> **EXERCISE DESCRIPTION**: In the data below, find each line containing the string "saati" and return it.

Lines of data
┌────────

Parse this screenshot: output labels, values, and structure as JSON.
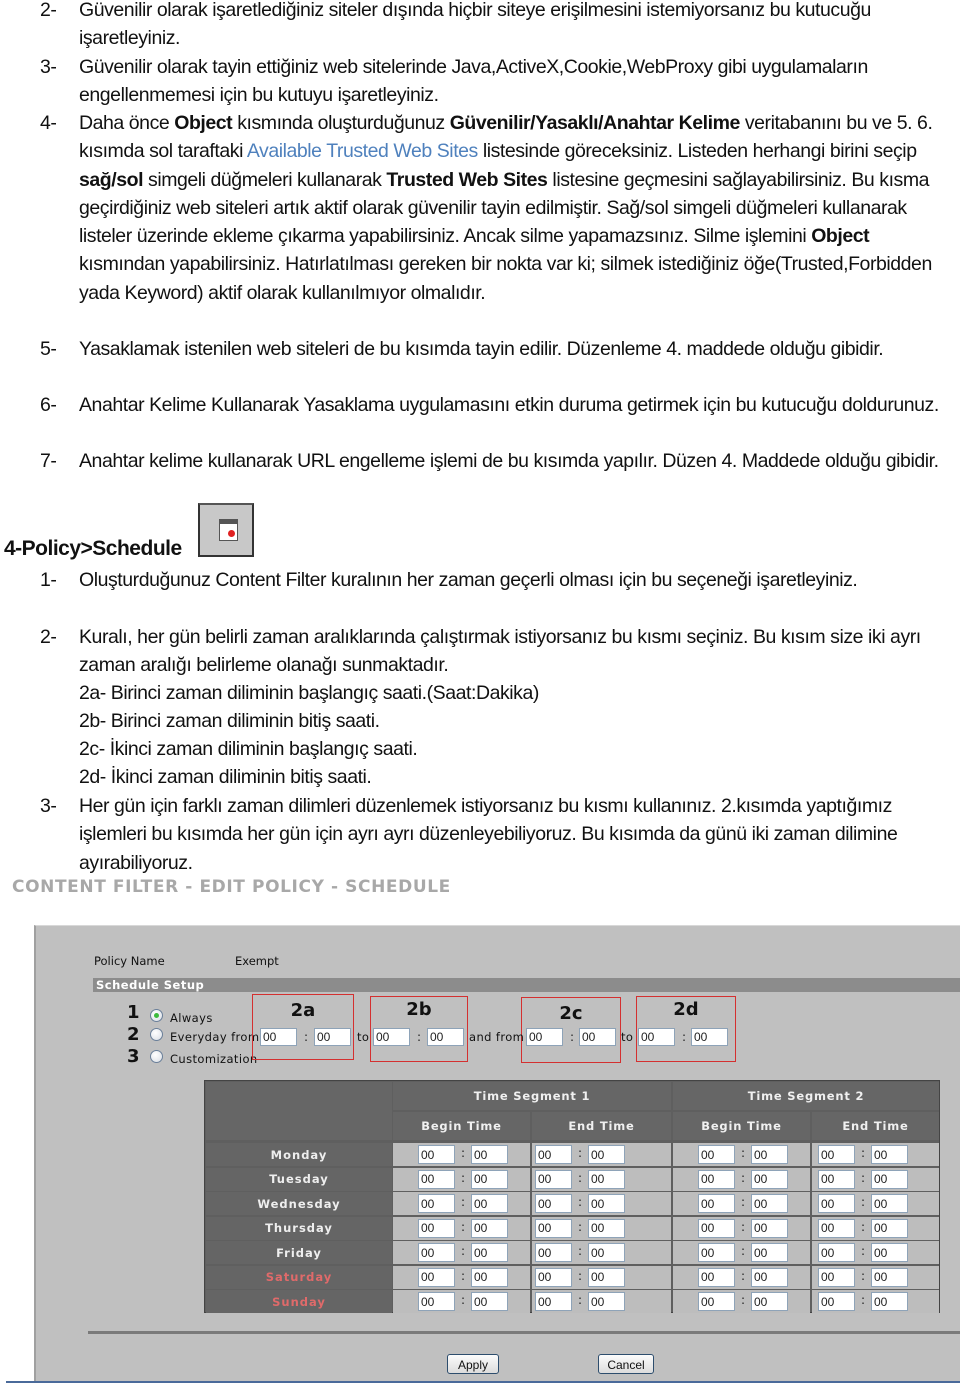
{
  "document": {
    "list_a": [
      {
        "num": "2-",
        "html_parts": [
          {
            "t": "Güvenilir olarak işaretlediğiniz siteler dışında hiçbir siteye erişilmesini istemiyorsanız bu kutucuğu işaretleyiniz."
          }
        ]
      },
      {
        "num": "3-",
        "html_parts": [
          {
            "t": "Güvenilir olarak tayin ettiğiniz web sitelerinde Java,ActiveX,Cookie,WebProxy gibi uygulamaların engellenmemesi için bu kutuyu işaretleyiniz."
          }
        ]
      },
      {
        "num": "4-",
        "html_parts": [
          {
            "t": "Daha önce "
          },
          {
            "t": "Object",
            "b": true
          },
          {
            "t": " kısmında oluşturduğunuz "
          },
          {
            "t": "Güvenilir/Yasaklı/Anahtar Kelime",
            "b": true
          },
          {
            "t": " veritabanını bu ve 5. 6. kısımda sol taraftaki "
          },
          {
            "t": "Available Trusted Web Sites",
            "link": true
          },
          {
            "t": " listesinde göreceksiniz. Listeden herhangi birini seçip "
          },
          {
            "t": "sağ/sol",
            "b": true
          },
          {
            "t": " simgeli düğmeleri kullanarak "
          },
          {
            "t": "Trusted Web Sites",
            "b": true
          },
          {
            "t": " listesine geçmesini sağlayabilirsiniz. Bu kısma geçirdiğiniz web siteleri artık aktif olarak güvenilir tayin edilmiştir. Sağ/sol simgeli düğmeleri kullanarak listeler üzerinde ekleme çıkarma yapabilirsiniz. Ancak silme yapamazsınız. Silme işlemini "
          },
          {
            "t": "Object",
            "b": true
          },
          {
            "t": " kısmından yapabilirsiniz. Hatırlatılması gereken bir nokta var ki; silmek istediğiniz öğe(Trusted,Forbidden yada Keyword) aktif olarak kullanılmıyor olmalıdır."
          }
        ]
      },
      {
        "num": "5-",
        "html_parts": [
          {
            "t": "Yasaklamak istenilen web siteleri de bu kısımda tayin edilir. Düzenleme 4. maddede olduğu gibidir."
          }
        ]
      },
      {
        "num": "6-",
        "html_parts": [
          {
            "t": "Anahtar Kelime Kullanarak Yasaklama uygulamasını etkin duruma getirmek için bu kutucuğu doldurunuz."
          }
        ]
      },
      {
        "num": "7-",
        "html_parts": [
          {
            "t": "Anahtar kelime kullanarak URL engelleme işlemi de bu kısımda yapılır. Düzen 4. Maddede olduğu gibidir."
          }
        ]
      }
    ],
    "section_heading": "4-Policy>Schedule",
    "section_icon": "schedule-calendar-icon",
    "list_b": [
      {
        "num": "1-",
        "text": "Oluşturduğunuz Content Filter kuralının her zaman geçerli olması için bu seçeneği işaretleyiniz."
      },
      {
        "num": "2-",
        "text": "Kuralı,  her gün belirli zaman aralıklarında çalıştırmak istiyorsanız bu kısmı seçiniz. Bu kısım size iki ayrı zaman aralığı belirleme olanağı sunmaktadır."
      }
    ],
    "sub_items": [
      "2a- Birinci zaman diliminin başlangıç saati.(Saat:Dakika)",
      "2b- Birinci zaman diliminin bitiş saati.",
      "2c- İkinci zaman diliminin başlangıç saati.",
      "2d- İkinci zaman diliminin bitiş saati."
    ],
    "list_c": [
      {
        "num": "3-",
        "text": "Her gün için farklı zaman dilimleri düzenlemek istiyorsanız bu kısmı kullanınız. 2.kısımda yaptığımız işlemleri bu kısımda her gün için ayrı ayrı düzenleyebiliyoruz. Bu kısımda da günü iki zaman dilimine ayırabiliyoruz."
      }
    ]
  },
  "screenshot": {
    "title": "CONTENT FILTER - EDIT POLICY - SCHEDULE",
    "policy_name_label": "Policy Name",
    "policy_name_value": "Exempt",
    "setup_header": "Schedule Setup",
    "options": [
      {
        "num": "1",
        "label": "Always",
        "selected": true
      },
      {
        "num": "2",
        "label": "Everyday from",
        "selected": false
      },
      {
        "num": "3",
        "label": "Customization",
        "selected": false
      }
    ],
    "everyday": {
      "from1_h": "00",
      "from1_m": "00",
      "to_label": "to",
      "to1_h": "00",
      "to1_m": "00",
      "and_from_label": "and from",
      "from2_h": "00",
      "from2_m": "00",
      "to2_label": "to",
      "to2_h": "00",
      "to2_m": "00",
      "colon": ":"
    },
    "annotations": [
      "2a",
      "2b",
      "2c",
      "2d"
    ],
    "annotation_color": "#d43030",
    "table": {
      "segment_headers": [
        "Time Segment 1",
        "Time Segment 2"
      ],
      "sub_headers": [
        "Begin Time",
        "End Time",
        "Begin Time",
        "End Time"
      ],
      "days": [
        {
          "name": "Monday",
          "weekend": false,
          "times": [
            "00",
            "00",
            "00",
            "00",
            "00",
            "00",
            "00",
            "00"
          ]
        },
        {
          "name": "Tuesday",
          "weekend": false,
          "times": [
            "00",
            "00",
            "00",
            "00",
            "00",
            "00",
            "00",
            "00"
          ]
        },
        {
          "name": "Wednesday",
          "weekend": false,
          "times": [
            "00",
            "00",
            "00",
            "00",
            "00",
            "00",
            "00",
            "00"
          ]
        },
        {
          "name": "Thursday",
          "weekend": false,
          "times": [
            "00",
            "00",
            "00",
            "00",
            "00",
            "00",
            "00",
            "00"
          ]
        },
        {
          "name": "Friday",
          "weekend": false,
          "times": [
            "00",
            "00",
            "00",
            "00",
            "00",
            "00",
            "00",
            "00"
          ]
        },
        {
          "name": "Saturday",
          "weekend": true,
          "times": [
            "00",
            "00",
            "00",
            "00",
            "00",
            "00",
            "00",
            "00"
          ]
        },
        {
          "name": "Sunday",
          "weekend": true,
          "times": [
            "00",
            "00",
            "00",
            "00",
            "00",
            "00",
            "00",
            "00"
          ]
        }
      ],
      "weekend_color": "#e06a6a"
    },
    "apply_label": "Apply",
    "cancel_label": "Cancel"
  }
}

└────────

> **WRITTEN ANSWER**:
      "2a- Birinci zaman diliminin başlangıç saati.(Saat:Dakika)",
      "2b- Birinci zaman diliminin bitiş saati.",
      "2c- İkinci zaman diliminin başlangıç saati.",
      "2d- İkinci zaman diliminin bitiş saati."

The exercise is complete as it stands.